Challenge =>
Copy out the entries below precisely; nothing is to be omitted.

:: Data shown

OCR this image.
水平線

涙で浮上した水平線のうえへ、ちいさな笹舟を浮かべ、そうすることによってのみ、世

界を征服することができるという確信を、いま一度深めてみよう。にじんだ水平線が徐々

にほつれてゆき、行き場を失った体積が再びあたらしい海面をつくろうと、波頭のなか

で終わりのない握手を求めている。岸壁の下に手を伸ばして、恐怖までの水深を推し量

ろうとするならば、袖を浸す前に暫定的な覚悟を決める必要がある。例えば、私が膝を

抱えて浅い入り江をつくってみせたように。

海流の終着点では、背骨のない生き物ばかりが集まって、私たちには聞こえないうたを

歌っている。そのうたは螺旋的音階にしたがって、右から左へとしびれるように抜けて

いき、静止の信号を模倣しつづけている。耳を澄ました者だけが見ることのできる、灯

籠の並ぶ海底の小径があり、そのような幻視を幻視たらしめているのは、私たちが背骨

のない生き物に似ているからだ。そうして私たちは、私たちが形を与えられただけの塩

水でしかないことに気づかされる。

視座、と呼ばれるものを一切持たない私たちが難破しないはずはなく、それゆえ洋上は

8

::::

Solution to this problem =>
OCR this image.
水平線

涙で浮上した水平線のうえへ、ちいさな笹舟を浮かべ、そうすることによってのみ、世

界を征服することができるという確信を、いま一度深めてみよう。にじんだ水平線が徐々

にほつれてゆき、行き場を失った体積が再びあたらしい海面をつくろうと、波頭のなか

で終わりのない握手を求めている。岸壁の下に手を伸ばして、恐怖までの水深を推し量

ろうとするならば、袖を浸す前に暫定的な覚悟を決める必要がある。例えば、私が膝を

抱えて浅い入り江をつくってみせたように。

海流の終着点では、背骨のない生き物ばかりが集まって、私たちには聞こえないうたを

歌っている。そのうたは螺旋的音階にしたがって、右から左へとしびれるように抜けて

いき、静止の信号を模倣しつづけている。耳を澄ました者だけが見ることのできる、灯

籠の並ぶ海底の小径があり、そのような幻視を幻視たらしめているのは、私たちが背骨

のない生き物に似ているからだ。そうして私たちは、私たちが形を与えられただけの塩

水でしかないことに気づかされる。

視座、と呼ばれるものを一切持たない私たちが難破しないはずはなく、それゆえ洋上は

8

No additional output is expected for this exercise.